* BEGIN Record list *

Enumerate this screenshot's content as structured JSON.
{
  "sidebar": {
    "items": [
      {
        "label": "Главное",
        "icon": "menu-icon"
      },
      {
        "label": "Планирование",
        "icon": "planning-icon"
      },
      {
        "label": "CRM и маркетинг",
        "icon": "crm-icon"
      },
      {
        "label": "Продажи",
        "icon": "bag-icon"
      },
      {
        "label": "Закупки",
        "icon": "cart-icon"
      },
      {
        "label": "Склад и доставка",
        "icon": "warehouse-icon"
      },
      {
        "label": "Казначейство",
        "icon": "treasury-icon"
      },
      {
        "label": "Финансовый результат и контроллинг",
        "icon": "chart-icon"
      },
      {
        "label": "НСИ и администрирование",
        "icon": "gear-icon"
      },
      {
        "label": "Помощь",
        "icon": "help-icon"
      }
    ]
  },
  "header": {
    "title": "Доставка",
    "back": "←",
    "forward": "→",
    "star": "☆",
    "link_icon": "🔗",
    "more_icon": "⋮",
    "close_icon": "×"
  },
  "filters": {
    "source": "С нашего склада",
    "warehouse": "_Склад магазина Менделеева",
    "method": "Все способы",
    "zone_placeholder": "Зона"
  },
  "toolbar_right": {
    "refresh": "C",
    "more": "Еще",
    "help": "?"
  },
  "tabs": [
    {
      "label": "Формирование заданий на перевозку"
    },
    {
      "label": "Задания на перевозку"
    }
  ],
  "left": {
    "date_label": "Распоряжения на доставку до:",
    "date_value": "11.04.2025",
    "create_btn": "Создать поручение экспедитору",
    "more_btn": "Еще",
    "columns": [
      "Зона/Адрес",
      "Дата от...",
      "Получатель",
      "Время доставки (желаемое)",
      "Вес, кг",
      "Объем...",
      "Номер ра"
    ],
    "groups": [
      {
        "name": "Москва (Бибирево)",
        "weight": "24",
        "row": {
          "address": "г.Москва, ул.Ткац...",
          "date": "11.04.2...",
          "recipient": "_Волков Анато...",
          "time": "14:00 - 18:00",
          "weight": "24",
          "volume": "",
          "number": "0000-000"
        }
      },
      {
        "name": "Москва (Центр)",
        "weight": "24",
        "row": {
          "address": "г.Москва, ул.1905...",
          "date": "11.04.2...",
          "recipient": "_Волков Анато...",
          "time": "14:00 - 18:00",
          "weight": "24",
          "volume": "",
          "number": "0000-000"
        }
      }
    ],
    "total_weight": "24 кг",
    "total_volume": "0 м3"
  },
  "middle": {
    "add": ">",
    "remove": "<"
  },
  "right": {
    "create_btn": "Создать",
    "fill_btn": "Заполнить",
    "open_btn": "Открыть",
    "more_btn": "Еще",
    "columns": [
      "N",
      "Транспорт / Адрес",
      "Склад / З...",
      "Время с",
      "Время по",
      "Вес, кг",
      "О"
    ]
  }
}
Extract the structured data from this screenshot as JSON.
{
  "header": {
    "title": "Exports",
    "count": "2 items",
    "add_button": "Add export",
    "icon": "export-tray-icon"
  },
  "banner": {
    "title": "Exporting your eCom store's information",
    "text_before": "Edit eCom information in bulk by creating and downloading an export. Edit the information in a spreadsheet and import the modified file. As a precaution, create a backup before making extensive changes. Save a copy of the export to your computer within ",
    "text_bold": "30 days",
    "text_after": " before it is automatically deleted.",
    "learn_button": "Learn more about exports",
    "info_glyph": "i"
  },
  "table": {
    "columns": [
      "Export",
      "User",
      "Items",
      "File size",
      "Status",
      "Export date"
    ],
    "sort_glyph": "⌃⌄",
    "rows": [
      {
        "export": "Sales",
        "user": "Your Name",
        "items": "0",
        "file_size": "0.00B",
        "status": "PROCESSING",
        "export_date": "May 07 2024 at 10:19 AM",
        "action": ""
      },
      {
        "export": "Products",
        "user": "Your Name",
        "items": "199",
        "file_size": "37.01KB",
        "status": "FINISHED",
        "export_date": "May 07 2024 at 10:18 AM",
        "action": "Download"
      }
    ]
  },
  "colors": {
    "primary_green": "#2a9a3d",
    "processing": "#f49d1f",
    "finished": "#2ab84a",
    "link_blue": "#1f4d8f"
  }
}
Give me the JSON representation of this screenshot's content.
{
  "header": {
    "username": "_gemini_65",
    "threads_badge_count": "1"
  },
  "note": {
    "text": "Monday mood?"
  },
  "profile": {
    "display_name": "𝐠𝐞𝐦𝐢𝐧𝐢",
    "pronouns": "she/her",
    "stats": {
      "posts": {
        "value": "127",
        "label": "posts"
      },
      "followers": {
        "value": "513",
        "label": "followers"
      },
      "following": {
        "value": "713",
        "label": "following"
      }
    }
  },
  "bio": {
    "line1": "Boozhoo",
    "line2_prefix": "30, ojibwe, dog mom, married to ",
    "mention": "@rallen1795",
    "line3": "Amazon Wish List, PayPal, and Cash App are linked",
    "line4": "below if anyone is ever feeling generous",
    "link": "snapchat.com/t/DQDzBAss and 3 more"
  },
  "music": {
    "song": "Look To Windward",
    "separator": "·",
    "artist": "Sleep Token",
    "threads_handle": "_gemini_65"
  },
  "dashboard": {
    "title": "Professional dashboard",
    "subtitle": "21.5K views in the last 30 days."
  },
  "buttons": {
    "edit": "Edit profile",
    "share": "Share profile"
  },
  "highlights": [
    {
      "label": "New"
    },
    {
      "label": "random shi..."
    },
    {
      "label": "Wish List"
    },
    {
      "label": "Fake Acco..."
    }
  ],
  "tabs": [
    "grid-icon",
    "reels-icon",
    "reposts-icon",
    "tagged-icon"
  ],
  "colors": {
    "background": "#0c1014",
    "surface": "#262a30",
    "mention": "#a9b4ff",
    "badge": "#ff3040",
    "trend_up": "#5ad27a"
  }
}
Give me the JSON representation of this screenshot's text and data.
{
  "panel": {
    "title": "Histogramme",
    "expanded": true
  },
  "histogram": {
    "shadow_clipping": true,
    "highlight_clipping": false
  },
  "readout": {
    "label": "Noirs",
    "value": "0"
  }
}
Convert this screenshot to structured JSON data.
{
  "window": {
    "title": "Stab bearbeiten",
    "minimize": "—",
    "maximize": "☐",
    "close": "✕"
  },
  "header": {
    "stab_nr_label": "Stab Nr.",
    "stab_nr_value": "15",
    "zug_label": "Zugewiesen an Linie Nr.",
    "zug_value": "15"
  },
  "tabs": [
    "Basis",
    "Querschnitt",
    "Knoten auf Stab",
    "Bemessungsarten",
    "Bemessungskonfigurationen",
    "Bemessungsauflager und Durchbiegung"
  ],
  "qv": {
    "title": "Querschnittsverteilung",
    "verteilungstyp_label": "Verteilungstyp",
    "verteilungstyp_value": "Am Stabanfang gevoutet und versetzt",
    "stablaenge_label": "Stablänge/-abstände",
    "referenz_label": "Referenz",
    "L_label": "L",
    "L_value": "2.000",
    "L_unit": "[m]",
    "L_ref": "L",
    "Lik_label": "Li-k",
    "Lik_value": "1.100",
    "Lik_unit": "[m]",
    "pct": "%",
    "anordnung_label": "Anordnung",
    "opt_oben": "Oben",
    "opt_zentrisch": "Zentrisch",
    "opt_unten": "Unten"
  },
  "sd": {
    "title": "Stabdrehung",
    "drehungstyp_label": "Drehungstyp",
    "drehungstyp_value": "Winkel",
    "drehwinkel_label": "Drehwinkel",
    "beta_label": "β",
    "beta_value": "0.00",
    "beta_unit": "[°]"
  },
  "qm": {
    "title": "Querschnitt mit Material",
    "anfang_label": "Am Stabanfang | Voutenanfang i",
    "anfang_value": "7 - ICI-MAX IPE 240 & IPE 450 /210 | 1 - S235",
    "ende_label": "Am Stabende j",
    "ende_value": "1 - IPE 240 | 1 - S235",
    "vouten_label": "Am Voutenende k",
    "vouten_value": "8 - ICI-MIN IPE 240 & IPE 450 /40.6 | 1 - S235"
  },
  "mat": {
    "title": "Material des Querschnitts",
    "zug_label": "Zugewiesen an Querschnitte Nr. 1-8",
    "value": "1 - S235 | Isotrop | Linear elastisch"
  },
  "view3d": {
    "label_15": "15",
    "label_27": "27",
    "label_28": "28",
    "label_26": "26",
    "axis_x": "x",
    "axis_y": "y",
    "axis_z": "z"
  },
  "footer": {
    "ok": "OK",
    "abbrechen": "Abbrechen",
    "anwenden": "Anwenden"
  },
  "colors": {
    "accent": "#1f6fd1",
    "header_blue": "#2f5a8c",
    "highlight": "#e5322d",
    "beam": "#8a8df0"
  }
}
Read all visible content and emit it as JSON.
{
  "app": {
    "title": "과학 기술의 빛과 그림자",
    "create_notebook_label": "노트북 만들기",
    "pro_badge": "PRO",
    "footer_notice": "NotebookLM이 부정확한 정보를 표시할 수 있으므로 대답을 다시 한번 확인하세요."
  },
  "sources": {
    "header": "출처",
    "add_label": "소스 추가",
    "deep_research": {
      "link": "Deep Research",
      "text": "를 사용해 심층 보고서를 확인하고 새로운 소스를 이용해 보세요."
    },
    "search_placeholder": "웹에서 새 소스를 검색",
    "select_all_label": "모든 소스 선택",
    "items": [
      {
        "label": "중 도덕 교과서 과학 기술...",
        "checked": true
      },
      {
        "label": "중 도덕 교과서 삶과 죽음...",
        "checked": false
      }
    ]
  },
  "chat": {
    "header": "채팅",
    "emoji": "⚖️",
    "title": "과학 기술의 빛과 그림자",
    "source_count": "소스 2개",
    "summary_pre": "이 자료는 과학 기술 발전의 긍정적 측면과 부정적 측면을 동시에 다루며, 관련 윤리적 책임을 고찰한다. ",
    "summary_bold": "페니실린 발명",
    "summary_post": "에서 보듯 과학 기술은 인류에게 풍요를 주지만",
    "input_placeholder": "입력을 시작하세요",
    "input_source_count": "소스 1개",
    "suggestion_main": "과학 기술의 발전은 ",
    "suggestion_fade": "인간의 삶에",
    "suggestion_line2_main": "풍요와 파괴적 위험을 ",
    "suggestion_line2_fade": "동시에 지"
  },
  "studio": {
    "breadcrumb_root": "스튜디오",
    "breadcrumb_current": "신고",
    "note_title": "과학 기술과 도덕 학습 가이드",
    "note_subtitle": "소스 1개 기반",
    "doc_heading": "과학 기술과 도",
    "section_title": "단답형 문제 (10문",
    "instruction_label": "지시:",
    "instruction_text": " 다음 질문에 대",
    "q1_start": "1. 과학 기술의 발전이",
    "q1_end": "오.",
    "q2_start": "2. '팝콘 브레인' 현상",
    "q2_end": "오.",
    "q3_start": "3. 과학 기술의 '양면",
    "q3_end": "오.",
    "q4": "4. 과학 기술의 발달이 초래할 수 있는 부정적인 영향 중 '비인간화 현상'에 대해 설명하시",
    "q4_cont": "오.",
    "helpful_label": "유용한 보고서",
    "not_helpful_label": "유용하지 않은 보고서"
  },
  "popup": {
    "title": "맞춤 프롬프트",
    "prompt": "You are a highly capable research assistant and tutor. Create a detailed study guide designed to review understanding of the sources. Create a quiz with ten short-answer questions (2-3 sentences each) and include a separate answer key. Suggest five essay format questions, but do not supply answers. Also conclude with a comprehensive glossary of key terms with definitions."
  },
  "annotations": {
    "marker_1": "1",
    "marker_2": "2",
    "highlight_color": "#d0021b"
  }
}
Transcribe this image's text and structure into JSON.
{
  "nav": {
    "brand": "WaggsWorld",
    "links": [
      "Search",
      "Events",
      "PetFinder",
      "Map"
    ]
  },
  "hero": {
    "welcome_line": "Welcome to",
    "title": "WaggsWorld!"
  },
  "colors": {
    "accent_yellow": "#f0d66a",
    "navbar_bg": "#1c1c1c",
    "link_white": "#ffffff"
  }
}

* END Record list *

- [Exercise task]
Your task is to return, exactly and on their own, the lines from the one containing "Transcribe this image's" through the last line of the listing.

- [Answer in full]
Transcribe this image's text and structure into JSON.
{
  "nav": {
    "brand": "WaggsWorld",
    "links": [
      "Search",
      "Events",
      "PetFinder",
      "Map"
    ]
  },
  "hero": {
    "welcome_line": "Welcome to",
    "title": "WaggsWorld!"
  },
  "colors": {
    "accent_yellow": "#f0d66a",
    "navbar_bg": "#1c1c1c",
    "link_white": "#ffffff"
  }
}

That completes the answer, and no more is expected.